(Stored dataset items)
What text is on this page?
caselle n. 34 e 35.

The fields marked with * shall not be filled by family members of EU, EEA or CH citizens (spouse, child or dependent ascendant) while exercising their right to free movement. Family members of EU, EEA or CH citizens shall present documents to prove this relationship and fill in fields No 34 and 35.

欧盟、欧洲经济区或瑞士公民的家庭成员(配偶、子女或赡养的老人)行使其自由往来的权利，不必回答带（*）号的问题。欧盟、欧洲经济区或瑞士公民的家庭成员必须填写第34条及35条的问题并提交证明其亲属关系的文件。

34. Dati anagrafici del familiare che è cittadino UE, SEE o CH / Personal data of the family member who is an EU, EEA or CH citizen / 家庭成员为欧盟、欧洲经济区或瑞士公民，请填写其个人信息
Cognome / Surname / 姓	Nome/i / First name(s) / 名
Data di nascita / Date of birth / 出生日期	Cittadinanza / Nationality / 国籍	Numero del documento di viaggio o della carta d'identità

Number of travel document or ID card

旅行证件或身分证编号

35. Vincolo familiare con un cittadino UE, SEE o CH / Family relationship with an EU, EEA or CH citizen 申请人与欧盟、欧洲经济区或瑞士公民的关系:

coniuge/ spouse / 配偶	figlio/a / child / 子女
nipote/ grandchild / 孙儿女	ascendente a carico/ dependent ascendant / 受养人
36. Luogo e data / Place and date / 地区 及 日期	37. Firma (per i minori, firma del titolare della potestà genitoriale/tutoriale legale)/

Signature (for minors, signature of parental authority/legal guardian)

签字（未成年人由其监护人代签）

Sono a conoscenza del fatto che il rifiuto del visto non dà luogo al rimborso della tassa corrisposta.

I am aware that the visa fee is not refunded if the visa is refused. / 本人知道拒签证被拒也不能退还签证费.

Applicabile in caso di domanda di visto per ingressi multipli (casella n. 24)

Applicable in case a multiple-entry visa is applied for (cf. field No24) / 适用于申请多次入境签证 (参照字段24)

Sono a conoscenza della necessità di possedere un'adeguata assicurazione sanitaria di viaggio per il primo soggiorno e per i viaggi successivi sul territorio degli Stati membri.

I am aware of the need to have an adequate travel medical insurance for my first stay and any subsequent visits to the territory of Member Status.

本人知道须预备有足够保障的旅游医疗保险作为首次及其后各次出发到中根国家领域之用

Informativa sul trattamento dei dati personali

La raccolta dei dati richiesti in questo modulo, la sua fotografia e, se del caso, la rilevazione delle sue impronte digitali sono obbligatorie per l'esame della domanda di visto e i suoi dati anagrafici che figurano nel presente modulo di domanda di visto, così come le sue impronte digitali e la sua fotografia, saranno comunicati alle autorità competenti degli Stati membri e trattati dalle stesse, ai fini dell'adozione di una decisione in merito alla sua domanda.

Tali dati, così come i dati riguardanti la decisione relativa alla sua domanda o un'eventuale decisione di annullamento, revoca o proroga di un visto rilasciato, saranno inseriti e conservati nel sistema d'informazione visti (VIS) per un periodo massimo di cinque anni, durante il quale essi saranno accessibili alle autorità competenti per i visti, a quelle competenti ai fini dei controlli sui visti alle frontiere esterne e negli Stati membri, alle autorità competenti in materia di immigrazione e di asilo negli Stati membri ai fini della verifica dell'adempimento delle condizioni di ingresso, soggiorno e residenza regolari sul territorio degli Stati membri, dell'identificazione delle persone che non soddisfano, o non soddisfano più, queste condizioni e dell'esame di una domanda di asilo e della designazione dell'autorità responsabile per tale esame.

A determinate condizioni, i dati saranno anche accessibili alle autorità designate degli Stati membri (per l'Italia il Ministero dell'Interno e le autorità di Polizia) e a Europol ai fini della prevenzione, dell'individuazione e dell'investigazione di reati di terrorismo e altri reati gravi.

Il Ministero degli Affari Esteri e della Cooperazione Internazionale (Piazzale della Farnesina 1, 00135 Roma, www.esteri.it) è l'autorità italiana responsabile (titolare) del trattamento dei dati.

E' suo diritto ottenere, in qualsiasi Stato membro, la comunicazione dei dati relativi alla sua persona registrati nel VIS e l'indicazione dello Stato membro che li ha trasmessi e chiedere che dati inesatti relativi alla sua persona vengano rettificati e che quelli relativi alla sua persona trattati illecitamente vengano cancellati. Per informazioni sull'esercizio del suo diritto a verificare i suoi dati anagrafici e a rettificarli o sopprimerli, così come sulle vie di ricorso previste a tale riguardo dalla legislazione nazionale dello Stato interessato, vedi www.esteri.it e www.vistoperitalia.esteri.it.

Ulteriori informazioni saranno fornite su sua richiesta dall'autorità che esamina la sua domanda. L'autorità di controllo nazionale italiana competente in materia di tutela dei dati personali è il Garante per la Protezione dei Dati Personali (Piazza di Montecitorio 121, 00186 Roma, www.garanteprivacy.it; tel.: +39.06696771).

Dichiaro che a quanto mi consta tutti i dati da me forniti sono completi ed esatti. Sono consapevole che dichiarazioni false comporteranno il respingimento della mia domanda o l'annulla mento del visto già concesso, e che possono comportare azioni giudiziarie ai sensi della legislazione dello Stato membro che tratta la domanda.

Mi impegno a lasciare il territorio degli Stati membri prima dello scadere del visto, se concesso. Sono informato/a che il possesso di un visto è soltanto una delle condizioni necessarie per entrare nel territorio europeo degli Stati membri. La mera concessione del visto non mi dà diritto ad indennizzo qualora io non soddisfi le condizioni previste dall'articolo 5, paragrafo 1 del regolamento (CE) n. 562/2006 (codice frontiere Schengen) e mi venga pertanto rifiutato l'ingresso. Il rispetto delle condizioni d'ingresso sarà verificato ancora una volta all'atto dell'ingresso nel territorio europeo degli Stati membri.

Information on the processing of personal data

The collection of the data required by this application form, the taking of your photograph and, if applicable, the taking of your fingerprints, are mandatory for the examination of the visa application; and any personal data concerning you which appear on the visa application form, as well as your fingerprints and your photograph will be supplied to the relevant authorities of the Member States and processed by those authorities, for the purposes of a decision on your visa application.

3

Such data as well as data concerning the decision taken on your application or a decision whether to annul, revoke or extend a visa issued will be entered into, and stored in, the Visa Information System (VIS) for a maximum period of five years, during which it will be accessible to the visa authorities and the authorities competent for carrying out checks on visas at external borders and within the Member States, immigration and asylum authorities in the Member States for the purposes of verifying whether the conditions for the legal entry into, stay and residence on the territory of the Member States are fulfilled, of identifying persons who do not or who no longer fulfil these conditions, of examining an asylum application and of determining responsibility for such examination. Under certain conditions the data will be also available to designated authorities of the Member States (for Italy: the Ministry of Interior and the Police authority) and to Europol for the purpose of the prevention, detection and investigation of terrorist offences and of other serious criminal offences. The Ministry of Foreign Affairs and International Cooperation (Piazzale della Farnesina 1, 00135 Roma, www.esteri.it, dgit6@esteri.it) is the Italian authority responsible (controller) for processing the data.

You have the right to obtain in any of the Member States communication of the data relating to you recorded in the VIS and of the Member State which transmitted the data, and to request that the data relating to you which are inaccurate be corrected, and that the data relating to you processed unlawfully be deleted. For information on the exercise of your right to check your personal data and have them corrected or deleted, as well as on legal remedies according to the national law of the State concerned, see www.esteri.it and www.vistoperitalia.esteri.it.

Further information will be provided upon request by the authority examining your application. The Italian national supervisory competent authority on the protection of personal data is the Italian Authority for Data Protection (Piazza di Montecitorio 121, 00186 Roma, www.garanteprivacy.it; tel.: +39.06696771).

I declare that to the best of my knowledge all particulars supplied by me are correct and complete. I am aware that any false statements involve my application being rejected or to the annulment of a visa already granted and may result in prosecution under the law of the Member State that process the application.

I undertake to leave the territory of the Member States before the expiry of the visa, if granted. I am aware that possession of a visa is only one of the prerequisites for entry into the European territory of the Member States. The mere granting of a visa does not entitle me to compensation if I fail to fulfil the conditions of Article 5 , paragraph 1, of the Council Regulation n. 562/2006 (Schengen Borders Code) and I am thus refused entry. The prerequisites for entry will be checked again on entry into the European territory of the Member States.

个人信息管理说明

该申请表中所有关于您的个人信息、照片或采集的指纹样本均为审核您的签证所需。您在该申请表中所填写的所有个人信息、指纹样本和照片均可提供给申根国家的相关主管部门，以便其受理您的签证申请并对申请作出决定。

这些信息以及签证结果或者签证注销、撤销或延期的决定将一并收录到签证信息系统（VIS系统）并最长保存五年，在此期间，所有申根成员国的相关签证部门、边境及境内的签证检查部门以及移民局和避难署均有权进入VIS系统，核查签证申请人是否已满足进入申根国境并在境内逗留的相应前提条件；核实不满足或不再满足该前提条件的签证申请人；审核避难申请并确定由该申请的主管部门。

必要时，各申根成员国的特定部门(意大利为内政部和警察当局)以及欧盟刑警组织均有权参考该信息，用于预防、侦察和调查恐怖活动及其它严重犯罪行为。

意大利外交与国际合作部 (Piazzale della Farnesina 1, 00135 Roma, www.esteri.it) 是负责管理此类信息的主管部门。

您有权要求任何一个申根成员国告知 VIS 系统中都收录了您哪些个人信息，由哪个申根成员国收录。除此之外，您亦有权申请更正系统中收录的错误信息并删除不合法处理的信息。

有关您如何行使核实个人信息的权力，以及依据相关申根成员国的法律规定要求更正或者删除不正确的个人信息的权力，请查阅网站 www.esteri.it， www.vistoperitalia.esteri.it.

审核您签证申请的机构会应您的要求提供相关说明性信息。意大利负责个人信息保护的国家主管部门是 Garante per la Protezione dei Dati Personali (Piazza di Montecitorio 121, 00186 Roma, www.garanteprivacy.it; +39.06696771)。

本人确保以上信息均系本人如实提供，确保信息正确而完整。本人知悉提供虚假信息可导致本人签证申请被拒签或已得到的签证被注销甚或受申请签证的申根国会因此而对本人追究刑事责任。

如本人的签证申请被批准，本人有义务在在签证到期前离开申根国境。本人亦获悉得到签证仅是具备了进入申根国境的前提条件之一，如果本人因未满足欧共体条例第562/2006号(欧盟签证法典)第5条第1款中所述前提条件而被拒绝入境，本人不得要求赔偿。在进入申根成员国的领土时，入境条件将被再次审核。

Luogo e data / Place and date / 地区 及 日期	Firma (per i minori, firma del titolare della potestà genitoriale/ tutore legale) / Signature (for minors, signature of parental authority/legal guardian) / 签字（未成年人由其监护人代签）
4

*Task statement*: Find all lines with "Firma" in them and copy each one.

*Response to this task*:
36. Luogo e data / Place and date / 地区 及 日期	37. Firma (per i minori, firma del titolare della potestà genitoriale/tutoriale legale)/
Luogo e data / Place and date / 地区 及 日期	Firma (per i minori, firma del titolare della potestà genitoriale/ tutore legale) / Signature (for minors, signature of parental authority/legal guardian) / 签字（未成年人由其监护人代签）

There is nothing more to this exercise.